— BEGIN Data rows —

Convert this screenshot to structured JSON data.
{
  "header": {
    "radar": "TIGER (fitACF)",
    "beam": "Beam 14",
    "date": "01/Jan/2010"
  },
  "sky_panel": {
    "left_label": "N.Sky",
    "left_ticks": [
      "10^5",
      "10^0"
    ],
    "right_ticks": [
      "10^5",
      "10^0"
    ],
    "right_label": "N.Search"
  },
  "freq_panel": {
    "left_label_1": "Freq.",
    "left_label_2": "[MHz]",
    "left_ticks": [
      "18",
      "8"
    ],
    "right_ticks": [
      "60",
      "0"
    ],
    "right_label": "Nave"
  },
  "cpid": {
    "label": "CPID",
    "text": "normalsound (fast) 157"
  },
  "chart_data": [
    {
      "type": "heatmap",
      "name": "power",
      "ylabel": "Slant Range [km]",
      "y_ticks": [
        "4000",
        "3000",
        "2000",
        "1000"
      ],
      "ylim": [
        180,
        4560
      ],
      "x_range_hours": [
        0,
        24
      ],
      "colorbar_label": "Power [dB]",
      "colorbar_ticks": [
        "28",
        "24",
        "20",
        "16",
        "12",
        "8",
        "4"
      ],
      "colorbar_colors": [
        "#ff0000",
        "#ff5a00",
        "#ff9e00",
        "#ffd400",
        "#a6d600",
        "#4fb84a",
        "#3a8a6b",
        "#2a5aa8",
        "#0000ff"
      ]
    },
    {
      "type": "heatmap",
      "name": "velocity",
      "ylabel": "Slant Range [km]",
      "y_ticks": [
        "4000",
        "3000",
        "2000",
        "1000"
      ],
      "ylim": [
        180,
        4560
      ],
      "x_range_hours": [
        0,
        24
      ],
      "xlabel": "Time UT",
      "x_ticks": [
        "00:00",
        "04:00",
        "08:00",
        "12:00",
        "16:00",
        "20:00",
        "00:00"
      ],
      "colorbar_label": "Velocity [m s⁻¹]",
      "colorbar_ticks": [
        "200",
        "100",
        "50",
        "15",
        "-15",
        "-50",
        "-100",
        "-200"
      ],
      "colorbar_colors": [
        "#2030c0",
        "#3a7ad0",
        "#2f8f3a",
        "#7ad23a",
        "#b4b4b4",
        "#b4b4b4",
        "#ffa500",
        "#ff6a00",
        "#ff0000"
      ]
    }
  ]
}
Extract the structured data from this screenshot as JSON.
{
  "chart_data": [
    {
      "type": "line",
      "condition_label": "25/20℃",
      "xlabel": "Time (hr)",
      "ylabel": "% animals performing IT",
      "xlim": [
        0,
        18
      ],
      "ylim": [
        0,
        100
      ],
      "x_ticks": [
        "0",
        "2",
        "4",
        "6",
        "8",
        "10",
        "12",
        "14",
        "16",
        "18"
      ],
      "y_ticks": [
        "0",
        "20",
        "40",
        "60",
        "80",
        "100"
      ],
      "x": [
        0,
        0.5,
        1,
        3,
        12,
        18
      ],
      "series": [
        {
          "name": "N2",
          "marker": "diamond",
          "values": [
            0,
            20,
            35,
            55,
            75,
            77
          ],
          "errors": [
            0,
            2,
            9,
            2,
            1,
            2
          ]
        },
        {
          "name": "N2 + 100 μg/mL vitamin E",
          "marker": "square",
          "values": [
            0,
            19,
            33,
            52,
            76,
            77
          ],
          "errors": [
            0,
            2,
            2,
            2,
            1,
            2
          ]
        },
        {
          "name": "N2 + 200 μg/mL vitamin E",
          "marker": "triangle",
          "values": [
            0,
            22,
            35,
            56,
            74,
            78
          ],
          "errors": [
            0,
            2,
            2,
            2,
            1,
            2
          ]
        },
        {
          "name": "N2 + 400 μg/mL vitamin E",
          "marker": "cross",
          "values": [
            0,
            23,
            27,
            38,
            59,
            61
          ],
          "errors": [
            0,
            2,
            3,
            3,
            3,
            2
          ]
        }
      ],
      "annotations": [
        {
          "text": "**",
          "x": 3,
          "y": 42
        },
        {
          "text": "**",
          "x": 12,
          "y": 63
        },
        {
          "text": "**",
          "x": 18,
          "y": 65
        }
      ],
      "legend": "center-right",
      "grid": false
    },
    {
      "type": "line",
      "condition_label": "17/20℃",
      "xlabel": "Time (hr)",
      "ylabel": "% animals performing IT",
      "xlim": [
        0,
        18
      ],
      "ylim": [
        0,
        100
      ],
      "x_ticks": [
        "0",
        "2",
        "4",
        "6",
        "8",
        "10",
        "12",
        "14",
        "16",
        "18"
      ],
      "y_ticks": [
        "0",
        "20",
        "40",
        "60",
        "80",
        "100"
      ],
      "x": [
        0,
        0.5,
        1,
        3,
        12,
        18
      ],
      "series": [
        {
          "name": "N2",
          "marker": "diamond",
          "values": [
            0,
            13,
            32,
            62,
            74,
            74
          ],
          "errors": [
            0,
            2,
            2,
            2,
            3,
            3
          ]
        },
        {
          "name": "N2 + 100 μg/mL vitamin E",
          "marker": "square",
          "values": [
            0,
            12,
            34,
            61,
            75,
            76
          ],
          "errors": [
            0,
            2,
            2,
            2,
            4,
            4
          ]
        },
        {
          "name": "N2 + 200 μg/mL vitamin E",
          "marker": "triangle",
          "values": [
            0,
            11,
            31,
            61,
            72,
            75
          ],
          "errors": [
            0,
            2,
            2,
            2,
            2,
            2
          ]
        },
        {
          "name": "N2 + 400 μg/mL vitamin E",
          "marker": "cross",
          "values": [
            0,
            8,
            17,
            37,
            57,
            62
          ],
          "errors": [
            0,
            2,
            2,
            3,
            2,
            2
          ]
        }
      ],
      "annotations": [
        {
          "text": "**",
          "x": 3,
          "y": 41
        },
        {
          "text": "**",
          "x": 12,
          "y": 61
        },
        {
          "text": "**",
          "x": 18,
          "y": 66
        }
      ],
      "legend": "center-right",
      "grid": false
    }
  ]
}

— END Data rows —

Problem statement: Repeat the data above exactly.

Exercise result:
Convert this screenshot to structured JSON data.
{
  "header": {
    "radar": "TIGER (fitACF)",
    "beam": "Beam 14",
    "date": "01/Jan/2010"
  },
  "sky_panel": {
    "left_label": "N.Sky",
    "left_ticks": [
      "10^5",
      "10^0"
    ],
    "right_ticks": [
      "10^5",
      "10^0"
    ],
    "right_label": "N.Search"
  },
  "freq_panel": {
    "left_label_1": "Freq.",
    "left_label_2": "[MHz]",
    "left_ticks": [
      "18",
      "8"
    ],
    "right_ticks": [
      "60",
      "0"
    ],
    "right_label": "Nave"
  },
  "cpid": {
    "label": "CPID",
    "text": "normalsound (fast) 157"
  },
  "chart_data": [
    {
      "type": "heatmap",
      "name": "power",
      "ylabel": "Slant Range [km]",
      "y_ticks": [
        "4000",
        "3000",
        "2000",
        "1000"
      ],
      "ylim": [
        180,
        4560
      ],
      "x_range_hours": [
        0,
        24
      ],
      "colorbar_label": "Power [dB]",
      "colorbar_ticks": [
        "28",
        "24",
        "20",
        "16",
        "12",
        "8",
        "4"
      ],
      "colorbar_colors": [
        "#ff0000",
        "#ff5a00",
        "#ff9e00",
        "#ffd400",
        "#a6d600",
        "#4fb84a",
        "#3a8a6b",
        "#2a5aa8",
        "#0000ff"
      ]
    },
    {
      "type": "heatmap",
      "name": "velocity",
      "ylabel": "Slant Range [km]",
      "y_ticks": [
        "4000",
        "3000",
        "2000",
        "1000"
      ],
      "ylim": [
        180,
        4560
      ],
      "x_range_hours": [
        0,
        24
      ],
      "xlabel": "Time UT",
      "x_ticks": [
        "00:00",
        "04:00",
        "08:00",
        "12:00",
        "16:00",
        "20:00",
        "00:00"
      ],
      "colorbar_label": "Velocity [m s⁻¹]",
      "colorbar_ticks": [
        "200",
        "100",
        "50",
        "15",
        "-15",
        "-50",
        "-100",
        "-200"
      ],
      "colorbar_colors": [
        "#2030c0",
        "#3a7ad0",
        "#2f8f3a",
        "#7ad23a",
        "#b4b4b4",
        "#b4b4b4",
        "#ffa500",
        "#ff6a00",
        "#ff0000"
      ]
    }
  ]
}
Extract the structured data from this screenshot as JSON.
{
  "chart_data": [
    {
      "type": "line",
      "condition_label": "25/20℃",
      "xlabel": "Time (hr)",
      "ylabel": "% animals performing IT",
      "xlim": [
        0,
        18
      ],
      "ylim": [
        0,
        100
      ],
      "x_ticks": [
        "0",
        "2",
        "4",
        "6",
        "8",
        "10",
        "12",
        "14",
        "16",
        "18"
      ],
      "y_ticks": [
        "0",
        "20",
        "40",
        "60",
        "80",
        "100"
      ],
      "x": [
        0,
        0.5,
        1,
        3,
        12,
        18
      ],
      "series": [
        {
          "name": "N2",
          "marker": "diamond",
          "values": [
            0,
            20,
            35,
            55,
            75,
            77
          ],
          "errors": [
            0,
            2,
            9,
            2,
            1,
            2
          ]
        },
        {
          "name": "N2 + 100 μg/mL vitamin E",
          "marker": "square",
          "values": [
            0,
            19,
            33,
            52,
            76,
            77
          ],
          "errors": [
            0,
            2,
            2,
            2,
            1,
            2
          ]
        },
        {
          "name": "N2 + 200 μg/mL vitamin E",
          "marker": "triangle",
          "values": [
            0,
            22,
            35,
            56,
            74,
            78
          ],
          "errors": [
            0,
            2,
            2,
            2,
            1,
            2
          ]
        },
        {
          "name": "N2 + 400 μg/mL vitamin E",
          "marker": "cross",
          "values": [
            0,
            23,
            27,
            38,
            59,
            61
          ],
          "errors": [
            0,
            2,
            3,
            3,
            3,
            2
          ]
        }
      ],
      "annotations": [
        {
          "text": "**",
          "x": 3,
          "y": 42
        },
        {
          "text": "**",
          "x": 12,
          "y": 63
        },
        {
          "text": "**",
          "x": 18,
          "y": 65
        }
      ],
      "legend": "center-right",
      "grid": false
    },
    {
      "type": "line",
      "condition_label": "17/20℃",
      "xlabel": "Time (hr)",
      "ylabel": "% animals performing IT",
      "xlim": [
        0,
        18
      ],
      "ylim": [
        0,
        100
      ],
      "x_ticks": [
        "0",
        "2",
        "4",
        "6",
        "8",
        "10",
        "12",
        "14",
        "16",
        "18"
      ],
      "y_ticks": [
        "0",
        "20",
        "40",
        "60",
        "80",
        "100"
      ],
      "x": [
        0,
        0.5,
        1,
        3,
        12,
        18
      ],
      "series": [
        {
          "name": "N2",
          "marker": "diamond",
          "values": [
            0,
            13,
            32,
            62,
            74,
            74
          ],
          "errors": [
            0,
            2,
            2,
            2,
            3,
            3
          ]
        },
        {
          "name": "N2 + 100 μg/mL vitamin E",
          "marker": "square",
          "values": [
            0,
            12,
            34,
            61,
            75,
            76
          ],
          "errors": [
            0,
            2,
            2,
            2,
            4,
            4
          ]
        },
        {
          "name": "N2 + 200 μg/mL vitamin E",
          "marker": "triangle",
          "values": [
            0,
            11,
            31,
            61,
            72,
            75
          ],
          "errors": [
            0,
            2,
            2,
            2,
            2,
            2
          ]
        },
        {
          "name": "N2 + 400 μg/mL vitamin E",
          "marker": "cross",
          "values": [
            0,
            8,
            17,
            37,
            57,
            62
          ],
          "errors": [
            0,
            2,
            2,
            3,
            2,
            2
          ]
        }
      ],
      "annotations": [
        {
          "text": "**",
          "x": 3,
          "y": 41
        },
        {
          "text": "**",
          "x": 12,
          "y": 61
        },
        {
          "text": "**",
          "x": 18,
          "y": 66
        }
      ],
      "legend": "center-right",
      "grid": false
    }
  ]
}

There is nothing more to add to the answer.